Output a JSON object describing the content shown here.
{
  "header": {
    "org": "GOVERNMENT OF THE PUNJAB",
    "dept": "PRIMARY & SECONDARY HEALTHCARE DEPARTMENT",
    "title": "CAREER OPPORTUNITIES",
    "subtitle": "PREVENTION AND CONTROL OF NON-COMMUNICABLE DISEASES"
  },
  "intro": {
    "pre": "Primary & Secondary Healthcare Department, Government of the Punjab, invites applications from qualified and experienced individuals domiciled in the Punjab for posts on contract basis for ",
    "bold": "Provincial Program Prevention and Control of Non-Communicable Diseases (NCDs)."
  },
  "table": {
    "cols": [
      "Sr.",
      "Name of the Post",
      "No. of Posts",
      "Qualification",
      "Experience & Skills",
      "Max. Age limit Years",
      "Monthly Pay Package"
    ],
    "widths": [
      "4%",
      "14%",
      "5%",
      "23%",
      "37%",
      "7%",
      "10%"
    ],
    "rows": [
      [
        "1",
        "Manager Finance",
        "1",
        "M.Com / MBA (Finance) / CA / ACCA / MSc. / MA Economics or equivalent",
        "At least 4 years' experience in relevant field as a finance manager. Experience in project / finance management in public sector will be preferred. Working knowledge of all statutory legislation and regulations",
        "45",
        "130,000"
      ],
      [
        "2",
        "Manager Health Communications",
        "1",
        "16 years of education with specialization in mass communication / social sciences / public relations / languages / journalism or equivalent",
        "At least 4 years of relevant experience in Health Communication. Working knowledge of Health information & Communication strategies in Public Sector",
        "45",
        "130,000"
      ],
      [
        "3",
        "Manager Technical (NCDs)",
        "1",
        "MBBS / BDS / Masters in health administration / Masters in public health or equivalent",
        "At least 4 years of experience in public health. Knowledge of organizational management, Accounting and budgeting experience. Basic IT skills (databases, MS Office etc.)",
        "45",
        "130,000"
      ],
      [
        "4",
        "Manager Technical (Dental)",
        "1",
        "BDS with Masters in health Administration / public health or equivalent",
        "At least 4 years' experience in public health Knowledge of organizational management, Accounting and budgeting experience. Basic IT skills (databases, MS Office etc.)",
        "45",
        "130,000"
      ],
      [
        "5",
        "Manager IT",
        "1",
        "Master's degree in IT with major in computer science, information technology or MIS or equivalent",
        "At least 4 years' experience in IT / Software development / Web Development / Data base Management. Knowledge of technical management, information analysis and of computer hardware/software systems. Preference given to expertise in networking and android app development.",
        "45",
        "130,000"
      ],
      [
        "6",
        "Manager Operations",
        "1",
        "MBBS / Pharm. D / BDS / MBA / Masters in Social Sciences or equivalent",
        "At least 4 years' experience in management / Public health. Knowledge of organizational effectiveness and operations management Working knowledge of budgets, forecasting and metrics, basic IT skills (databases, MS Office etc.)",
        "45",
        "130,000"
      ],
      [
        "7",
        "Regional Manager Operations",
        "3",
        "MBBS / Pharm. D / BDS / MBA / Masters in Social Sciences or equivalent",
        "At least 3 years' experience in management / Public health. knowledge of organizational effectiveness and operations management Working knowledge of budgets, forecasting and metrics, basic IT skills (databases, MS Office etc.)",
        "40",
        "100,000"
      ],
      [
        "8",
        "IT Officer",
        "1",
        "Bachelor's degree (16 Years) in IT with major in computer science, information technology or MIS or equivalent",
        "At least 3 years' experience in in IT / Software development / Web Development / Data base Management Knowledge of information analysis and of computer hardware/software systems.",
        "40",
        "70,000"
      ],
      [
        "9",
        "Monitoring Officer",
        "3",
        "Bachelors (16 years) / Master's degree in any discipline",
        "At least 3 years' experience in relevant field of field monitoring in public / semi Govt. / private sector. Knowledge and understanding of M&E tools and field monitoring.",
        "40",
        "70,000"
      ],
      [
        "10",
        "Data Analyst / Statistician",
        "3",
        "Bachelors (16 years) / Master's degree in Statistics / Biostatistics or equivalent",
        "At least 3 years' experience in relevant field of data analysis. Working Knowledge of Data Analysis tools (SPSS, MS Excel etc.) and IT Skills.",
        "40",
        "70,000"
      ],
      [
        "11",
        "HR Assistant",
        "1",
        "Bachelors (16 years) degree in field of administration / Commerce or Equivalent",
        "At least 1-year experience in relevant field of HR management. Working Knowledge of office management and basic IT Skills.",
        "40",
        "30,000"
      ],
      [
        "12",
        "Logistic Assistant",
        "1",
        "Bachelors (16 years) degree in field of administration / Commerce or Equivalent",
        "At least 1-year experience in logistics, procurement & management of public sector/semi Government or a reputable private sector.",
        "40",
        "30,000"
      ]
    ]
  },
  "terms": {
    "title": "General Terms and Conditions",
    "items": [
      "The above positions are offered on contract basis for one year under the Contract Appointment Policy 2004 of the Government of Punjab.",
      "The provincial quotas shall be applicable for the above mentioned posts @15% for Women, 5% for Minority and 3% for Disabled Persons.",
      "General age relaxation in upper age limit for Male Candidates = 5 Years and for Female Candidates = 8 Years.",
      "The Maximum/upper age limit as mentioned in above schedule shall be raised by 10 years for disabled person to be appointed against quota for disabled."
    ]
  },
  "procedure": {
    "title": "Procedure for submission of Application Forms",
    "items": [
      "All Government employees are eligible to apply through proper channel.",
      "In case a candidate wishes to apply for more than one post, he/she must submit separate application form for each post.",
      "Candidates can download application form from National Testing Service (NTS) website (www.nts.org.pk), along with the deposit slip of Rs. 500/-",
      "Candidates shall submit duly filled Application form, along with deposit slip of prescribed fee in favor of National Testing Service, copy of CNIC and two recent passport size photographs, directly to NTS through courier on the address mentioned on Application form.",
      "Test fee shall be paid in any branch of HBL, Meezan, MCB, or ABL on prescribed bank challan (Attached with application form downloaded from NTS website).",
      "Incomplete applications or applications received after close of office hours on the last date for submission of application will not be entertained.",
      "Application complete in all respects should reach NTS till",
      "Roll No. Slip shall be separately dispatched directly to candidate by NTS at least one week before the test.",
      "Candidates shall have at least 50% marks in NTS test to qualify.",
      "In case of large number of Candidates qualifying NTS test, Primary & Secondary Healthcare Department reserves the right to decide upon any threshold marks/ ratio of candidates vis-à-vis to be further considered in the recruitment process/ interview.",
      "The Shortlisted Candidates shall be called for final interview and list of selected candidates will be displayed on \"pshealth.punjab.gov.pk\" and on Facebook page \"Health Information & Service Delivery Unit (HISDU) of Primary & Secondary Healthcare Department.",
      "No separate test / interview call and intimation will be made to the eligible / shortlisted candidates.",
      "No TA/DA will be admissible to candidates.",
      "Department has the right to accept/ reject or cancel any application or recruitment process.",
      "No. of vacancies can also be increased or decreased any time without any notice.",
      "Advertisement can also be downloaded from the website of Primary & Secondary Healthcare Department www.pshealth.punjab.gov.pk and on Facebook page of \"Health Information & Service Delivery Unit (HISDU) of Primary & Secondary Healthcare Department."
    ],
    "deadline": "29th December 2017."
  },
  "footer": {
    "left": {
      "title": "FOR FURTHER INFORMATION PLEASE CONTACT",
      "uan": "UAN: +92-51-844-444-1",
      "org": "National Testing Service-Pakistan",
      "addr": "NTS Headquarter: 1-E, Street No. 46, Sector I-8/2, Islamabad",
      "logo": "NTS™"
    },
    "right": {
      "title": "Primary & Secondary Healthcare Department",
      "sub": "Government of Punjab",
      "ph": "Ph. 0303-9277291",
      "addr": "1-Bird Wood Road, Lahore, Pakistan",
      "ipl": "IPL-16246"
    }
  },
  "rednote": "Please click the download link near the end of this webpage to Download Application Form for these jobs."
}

Challenge: Locate the word "also" in the records and collect each line it appears in.

Solution:
      "No. of vacancies can also be increased or decreased any time without any notice.",
      "Advertisement can also be downloaded from the website of Primary & Secondary Healthcare Department www.pshealth.punjab.gov.pk and on Facebook page of \"Health Information & Service Delivery Unit (HISDU) of Primary & Secondary Healthcare Department."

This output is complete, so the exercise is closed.